— INFORMATION GIVEN —
_____

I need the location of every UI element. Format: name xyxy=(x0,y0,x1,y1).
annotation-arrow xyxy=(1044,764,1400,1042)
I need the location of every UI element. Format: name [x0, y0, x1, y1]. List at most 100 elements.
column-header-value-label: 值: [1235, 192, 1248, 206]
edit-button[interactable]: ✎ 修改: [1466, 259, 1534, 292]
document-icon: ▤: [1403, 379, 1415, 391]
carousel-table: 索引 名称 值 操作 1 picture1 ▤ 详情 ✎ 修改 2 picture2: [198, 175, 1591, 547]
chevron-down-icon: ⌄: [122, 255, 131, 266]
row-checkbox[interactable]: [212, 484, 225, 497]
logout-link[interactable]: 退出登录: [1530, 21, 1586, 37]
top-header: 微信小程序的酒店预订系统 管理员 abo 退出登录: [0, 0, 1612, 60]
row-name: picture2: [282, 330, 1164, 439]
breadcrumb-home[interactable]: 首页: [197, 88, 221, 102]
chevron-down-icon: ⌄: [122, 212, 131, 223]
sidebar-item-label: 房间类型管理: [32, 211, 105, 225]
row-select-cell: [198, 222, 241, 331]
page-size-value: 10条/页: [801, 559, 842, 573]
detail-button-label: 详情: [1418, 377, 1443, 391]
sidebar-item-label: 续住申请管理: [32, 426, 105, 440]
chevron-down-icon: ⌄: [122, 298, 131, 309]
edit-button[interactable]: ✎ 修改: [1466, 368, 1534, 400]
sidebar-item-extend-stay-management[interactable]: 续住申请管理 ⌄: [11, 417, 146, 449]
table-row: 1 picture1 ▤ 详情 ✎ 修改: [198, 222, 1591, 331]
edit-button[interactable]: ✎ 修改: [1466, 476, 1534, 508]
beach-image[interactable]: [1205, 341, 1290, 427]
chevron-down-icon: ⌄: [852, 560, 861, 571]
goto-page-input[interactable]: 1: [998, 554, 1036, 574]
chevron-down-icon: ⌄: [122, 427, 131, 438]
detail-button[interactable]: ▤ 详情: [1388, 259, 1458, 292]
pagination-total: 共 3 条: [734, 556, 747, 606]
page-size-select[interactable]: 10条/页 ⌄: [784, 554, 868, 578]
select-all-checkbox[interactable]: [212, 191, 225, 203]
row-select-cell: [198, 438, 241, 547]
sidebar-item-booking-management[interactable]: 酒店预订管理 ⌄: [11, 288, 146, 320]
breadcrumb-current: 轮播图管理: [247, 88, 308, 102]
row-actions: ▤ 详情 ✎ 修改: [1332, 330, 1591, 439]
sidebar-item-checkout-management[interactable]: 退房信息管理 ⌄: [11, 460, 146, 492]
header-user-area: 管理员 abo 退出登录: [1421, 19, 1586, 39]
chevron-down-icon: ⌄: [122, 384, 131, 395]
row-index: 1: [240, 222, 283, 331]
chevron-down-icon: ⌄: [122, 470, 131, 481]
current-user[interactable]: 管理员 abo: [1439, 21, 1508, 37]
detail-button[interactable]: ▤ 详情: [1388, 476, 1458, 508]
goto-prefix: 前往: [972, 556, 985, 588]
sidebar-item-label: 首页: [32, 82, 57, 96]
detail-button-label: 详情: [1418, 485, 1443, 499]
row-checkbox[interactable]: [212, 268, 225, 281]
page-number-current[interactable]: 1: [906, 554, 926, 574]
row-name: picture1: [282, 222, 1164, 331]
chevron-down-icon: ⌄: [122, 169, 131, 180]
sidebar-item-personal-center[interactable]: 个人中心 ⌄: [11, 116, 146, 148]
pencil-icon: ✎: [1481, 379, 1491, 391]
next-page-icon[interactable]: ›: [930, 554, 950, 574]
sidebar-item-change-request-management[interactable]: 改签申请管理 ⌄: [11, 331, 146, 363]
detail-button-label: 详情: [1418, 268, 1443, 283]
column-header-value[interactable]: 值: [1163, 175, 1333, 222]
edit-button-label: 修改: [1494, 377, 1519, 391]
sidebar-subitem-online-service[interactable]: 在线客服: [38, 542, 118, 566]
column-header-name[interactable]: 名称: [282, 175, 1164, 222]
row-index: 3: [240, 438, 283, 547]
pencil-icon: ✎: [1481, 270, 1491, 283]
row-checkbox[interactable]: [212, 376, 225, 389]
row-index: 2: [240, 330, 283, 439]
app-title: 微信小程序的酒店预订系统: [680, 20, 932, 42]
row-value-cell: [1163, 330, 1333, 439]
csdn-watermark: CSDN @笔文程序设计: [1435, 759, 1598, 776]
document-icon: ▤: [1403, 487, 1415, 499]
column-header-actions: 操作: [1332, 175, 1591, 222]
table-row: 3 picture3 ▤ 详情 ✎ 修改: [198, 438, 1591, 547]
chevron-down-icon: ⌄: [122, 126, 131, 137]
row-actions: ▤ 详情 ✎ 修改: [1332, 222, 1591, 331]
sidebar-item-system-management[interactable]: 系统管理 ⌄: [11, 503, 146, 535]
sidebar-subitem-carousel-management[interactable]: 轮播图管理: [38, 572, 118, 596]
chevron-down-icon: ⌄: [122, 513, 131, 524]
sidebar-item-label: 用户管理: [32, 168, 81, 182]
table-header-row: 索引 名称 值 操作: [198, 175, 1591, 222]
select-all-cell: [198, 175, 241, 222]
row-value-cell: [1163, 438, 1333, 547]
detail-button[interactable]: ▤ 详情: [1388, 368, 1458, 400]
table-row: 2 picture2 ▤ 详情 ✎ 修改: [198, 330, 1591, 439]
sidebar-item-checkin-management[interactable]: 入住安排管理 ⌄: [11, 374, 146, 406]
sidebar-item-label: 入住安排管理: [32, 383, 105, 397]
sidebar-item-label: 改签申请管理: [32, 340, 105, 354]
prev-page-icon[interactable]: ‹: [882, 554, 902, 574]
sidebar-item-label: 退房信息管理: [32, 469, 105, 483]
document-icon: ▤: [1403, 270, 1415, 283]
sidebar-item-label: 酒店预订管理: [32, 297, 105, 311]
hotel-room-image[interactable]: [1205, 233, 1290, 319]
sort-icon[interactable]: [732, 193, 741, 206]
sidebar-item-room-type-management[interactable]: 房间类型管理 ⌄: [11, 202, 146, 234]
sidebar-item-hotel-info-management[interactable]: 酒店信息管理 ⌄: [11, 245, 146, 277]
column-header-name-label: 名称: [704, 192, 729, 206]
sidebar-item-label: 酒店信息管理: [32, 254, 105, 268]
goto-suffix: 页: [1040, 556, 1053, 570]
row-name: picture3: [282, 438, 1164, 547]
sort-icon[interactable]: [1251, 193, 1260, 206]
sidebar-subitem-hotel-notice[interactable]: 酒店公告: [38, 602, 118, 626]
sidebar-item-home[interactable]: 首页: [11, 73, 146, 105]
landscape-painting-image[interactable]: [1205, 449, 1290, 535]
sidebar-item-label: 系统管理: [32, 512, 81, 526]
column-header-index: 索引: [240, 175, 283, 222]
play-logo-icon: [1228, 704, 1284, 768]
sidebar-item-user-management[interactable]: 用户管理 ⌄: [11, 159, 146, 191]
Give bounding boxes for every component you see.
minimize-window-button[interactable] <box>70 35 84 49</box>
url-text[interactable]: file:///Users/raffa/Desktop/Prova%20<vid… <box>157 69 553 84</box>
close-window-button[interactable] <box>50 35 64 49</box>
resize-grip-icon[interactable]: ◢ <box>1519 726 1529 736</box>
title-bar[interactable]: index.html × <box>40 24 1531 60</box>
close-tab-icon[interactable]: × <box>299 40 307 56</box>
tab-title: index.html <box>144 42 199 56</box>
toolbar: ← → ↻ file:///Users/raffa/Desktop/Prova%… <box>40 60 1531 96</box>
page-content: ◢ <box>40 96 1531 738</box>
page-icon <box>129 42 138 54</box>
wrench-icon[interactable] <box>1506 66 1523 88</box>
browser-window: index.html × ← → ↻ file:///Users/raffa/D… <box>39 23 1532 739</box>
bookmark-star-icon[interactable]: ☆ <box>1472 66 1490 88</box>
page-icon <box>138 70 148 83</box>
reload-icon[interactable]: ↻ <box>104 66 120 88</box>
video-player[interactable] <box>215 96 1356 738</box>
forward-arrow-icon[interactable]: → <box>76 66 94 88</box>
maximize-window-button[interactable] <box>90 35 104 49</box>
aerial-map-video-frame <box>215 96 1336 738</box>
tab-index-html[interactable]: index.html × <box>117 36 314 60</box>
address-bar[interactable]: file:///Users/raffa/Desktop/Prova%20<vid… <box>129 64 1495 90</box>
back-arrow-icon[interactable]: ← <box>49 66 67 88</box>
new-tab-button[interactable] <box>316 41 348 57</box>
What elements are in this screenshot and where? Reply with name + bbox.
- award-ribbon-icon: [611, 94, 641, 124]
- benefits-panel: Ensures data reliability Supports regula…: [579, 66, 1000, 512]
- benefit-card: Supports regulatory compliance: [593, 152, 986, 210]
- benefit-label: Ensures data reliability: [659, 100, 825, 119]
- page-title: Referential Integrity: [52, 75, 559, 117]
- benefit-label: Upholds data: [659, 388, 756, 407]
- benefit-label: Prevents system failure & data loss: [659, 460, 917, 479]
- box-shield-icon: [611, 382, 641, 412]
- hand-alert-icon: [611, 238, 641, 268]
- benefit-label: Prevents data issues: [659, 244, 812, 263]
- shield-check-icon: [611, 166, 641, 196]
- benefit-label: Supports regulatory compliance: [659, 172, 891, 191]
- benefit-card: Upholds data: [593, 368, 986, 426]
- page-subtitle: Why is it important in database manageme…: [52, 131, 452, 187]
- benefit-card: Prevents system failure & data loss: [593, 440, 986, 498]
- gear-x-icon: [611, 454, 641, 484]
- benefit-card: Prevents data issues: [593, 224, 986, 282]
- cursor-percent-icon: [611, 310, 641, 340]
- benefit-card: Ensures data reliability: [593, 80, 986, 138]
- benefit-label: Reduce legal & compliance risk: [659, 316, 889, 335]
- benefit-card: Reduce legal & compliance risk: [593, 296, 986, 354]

_____

— GOAL —
Rewrite the records from the very start up to and including the line containing "document-icon: ▤: [1403, 379, 1415, 391]" as a numbered list, leaving out any blank lines.

— RESPONSE TO THE TASK —
1. I need the location of every UI element. Format: name xyxy=(x0,y0,x1,y1).
2. annotation-arrow xyxy=(1044,764,1400,1042)
3. I need the location of every UI element. Format: name [x0, y0, x1, y1]. List at most 100 elements.
4. column-header-value-label: 值: [1235, 192, 1248, 206]
5. edit-button[interactable]: ✎ 修改: [1466, 259, 1534, 292]
6. document-icon: ▤: [1403, 379, 1415, 391]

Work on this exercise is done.